[start]

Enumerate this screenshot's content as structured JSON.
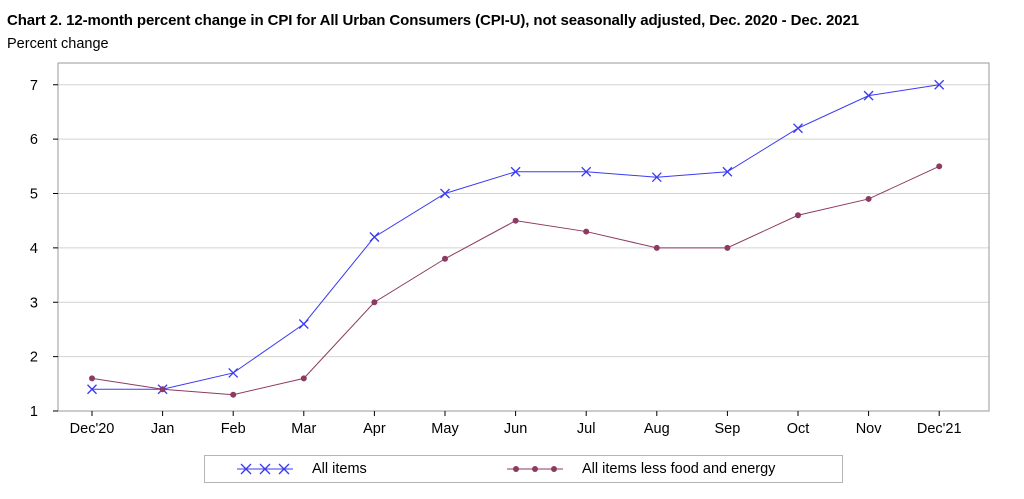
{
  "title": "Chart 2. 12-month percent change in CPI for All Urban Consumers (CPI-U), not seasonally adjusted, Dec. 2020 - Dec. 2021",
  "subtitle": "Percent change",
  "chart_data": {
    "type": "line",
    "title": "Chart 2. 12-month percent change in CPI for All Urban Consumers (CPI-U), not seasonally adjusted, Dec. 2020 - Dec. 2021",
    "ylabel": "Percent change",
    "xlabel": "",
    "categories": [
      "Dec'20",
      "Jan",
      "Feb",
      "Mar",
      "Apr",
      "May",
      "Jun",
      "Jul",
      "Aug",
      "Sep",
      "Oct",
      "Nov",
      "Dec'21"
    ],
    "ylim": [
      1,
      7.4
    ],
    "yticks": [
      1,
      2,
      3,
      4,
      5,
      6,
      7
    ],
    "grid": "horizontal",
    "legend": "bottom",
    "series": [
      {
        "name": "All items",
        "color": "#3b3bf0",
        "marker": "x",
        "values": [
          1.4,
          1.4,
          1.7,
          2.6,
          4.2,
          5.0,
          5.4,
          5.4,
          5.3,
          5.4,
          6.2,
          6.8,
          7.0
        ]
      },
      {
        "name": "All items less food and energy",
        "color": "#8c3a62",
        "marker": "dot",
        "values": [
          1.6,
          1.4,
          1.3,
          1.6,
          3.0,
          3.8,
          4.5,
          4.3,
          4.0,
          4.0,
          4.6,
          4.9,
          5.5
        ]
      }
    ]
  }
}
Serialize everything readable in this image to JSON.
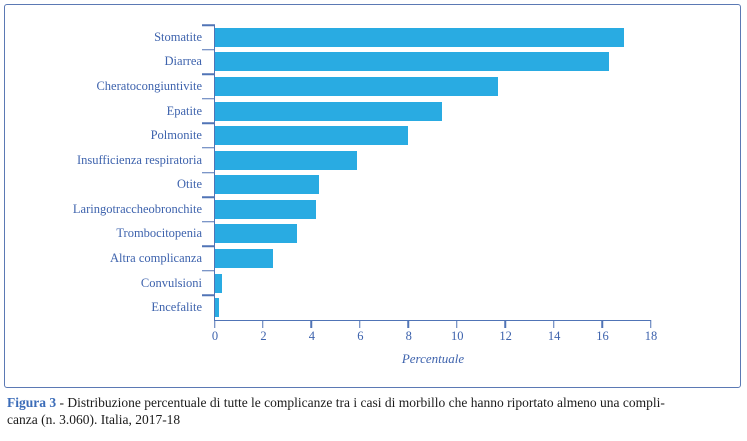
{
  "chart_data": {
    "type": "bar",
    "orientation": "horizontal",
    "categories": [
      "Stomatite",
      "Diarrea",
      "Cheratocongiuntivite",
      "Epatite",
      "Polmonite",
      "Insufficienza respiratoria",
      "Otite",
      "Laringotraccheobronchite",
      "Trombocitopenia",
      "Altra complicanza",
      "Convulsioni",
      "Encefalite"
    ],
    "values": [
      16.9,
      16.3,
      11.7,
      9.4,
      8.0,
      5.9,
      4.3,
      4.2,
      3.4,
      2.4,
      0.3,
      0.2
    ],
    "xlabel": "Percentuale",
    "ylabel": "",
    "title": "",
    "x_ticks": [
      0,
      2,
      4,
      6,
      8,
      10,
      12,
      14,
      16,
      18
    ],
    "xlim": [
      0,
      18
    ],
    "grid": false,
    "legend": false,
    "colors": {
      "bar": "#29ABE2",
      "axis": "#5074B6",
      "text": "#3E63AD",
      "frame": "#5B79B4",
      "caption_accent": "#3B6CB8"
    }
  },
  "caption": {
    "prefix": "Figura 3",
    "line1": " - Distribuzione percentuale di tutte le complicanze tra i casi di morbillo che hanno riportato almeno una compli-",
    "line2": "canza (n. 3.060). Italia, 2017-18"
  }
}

[end]

Go through the data above and transcribe it in full, omitting any image.

Enumerate this screenshot's content as structured JSON.
{
  "title": "Chart 2. 12-month percent change in CPI for All Urban Consumers (CPI-U), not seasonally adjusted, Dec. 2020 - Dec. 2021",
  "subtitle": "Percent change",
  "chart_data": {
    "type": "line",
    "title": "Chart 2. 12-month percent change in CPI for All Urban Consumers (CPI-U), not seasonally adjusted, Dec. 2020 - Dec. 2021",
    "ylabel": "Percent change",
    "xlabel": "",
    "categories": [
      "Dec'20",
      "Jan",
      "Feb",
      "Mar",
      "Apr",
      "May",
      "Jun",
      "Jul",
      "Aug",
      "Sep",
      "Oct",
      "Nov",
      "Dec'21"
    ],
    "ylim": [
      1,
      7.4
    ],
    "yticks": [
      1,
      2,
      3,
      4,
      5,
      6,
      7
    ],
    "grid": "horizontal",
    "legend": "bottom",
    "series": [
      {
        "name": "All items",
        "color": "#3b3bf0",
        "marker": "x",
        "values": [
          1.4,
          1.4,
          1.7,
          2.6,
          4.2,
          5.0,
          5.4,
          5.4,
          5.3,
          5.4,
          6.2,
          6.8,
          7.0
        ]
      },
      {
        "name": "All items less food and energy",
        "color": "#8c3a62",
        "marker": "dot",
        "values": [
          1.6,
          1.4,
          1.3,
          1.6,
          3.0,
          3.8,
          4.5,
          4.3,
          4.0,
          4.0,
          4.6,
          4.9,
          5.5
        ]
      }
    ]
  }
}
Serialize everything readable in this image to JSON.
{
  "chart_data": {
    "type": "bar",
    "orientation": "horizontal",
    "categories": [
      "Stomatite",
      "Diarrea",
      "Cheratocongiuntivite",
      "Epatite",
      "Polmonite",
      "Insufficienza respiratoria",
      "Otite",
      "Laringotraccheobronchite",
      "Trombocitopenia",
      "Altra complicanza",
      "Convulsioni",
      "Encefalite"
    ],
    "values": [
      16.9,
      16.3,
      11.7,
      9.4,
      8.0,
      5.9,
      4.3,
      4.2,
      3.4,
      2.4,
      0.3,
      0.2
    ],
    "xlabel": "Percentuale",
    "ylabel": "",
    "title": "",
    "x_ticks": [
      0,
      2,
      4,
      6,
      8,
      10,
      12,
      14,
      16,
      18
    ],
    "xlim": [
      0,
      18
    ],
    "grid": false,
    "legend": false,
    "colors": {
      "bar": "#29ABE2",
      "axis": "#5074B6",
      "text": "#3E63AD",
      "frame": "#5B79B4",
      "caption_accent": "#3B6CB8"
    }
  },
  "caption": {
    "prefix": "Figura 3",
    "line1": " - Distribuzione percentuale di tutte le complicanze tra i casi di morbillo che hanno riportato almeno una compli-",
    "line2": "canza (n. 3.060). Italia, 2017-18"
  }
}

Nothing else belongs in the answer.